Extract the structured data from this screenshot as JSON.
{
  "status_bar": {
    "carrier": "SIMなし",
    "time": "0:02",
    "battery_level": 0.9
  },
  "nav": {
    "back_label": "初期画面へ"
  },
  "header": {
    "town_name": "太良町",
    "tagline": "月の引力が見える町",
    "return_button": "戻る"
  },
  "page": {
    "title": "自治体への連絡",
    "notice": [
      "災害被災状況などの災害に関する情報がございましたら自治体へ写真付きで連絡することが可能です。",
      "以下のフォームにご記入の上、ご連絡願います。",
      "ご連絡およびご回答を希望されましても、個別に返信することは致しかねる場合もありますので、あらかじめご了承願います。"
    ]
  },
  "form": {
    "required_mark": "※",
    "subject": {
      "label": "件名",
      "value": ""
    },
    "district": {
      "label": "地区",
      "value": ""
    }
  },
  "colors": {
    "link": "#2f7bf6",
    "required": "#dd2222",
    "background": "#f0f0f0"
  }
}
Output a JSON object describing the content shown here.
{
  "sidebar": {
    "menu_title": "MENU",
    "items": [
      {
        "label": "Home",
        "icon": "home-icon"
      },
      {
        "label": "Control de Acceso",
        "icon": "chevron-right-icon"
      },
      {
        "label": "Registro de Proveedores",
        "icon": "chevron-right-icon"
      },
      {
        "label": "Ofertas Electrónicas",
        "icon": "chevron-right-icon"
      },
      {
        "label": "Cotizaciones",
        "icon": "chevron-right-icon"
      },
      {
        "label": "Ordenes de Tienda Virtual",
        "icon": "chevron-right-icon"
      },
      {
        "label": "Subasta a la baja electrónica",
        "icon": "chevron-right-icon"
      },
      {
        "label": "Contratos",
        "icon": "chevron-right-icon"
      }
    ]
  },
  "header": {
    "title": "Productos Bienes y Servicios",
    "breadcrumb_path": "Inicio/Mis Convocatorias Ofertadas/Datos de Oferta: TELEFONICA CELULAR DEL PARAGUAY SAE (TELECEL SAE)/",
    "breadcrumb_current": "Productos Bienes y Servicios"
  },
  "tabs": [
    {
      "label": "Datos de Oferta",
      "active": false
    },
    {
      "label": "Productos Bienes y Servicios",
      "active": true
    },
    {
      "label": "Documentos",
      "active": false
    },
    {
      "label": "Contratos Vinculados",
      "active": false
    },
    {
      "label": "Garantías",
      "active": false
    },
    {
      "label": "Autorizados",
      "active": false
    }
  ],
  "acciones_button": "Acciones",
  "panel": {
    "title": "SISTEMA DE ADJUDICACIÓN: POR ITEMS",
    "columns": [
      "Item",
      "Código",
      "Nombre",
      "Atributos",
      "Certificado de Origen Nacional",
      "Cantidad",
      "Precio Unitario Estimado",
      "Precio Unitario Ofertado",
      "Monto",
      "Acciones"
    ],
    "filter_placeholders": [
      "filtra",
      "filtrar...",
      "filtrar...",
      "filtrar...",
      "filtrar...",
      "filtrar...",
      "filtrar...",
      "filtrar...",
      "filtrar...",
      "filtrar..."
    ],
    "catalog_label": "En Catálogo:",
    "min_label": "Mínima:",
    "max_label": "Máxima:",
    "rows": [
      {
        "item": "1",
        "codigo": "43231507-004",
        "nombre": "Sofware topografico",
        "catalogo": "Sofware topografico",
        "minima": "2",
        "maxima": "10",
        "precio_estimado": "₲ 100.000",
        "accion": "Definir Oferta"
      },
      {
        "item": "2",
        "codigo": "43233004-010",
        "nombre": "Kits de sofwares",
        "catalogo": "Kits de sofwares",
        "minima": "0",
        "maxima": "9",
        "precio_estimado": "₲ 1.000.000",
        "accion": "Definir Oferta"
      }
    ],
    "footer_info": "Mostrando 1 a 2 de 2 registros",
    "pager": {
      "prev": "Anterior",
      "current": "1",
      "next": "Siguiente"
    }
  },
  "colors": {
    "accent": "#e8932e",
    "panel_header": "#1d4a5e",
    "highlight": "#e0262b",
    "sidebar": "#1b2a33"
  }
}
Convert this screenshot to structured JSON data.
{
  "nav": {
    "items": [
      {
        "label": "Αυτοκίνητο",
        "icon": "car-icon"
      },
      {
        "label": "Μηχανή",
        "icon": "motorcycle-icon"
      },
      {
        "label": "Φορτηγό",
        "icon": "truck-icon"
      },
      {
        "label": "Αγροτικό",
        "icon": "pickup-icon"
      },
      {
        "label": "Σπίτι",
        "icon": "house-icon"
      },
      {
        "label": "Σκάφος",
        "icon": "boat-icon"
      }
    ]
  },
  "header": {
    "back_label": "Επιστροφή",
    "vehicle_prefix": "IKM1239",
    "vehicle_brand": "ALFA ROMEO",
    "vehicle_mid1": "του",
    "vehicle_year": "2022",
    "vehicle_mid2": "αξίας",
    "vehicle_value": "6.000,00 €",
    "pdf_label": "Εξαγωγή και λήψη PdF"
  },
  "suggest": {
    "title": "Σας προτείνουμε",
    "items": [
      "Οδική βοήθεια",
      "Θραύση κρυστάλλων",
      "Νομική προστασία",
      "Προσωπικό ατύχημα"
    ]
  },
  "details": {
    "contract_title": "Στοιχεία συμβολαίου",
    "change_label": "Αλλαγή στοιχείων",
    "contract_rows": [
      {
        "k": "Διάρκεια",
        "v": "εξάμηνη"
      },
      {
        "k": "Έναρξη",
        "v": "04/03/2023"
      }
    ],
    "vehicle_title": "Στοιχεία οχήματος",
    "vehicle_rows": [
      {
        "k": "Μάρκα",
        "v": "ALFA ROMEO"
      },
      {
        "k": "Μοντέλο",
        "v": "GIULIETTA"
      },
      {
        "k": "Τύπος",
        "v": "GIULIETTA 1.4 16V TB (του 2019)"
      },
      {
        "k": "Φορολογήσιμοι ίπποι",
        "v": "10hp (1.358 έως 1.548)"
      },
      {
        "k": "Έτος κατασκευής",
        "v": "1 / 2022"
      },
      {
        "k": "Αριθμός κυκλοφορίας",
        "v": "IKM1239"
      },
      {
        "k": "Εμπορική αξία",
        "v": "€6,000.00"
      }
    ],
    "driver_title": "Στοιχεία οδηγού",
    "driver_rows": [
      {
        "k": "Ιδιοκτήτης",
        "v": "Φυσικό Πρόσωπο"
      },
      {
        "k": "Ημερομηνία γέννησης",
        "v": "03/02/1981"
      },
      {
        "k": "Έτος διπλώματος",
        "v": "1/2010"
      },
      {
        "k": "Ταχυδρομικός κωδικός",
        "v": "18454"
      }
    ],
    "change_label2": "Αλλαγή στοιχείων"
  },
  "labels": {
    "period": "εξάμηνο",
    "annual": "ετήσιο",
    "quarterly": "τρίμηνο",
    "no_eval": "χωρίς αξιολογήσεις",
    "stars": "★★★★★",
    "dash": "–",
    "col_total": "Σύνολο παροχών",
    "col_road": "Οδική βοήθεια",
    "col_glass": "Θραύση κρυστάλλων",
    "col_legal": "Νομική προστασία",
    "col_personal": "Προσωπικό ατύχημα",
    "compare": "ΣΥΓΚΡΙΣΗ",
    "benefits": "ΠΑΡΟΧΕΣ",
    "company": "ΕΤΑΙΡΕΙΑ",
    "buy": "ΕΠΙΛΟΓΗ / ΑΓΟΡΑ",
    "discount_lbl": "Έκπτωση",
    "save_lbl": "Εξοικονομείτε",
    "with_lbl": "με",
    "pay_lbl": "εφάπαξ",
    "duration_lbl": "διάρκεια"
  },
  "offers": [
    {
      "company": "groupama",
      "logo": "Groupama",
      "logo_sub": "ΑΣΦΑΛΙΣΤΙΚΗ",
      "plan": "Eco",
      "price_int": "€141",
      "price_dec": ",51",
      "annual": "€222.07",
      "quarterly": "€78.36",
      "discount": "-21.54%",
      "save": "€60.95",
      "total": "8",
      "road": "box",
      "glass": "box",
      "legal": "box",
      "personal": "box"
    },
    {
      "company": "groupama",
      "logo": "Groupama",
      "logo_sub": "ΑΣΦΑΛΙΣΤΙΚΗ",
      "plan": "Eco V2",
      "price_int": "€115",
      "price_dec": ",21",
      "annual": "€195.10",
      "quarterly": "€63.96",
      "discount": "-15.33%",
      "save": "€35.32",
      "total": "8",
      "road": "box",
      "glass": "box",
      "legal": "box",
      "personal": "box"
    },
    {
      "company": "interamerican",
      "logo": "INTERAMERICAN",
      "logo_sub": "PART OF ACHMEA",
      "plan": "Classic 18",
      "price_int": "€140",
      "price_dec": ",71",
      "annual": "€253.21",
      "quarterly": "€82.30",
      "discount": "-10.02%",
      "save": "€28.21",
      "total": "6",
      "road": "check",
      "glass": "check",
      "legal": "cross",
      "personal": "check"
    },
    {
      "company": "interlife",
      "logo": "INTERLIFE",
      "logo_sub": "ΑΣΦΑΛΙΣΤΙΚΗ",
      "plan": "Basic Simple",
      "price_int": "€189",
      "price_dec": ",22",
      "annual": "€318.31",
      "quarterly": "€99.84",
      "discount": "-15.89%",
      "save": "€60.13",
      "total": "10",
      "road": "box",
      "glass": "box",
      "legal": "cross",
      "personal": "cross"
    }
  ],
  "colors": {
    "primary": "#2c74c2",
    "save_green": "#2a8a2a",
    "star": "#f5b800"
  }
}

§ Work to be completed:
Filter the entries down to the lines containing "sofwares". Copy each of those lines.

§ Reply to the task:
        "nombre": "Kits de sofwares",
        "catalogo": "Kits de sofwares",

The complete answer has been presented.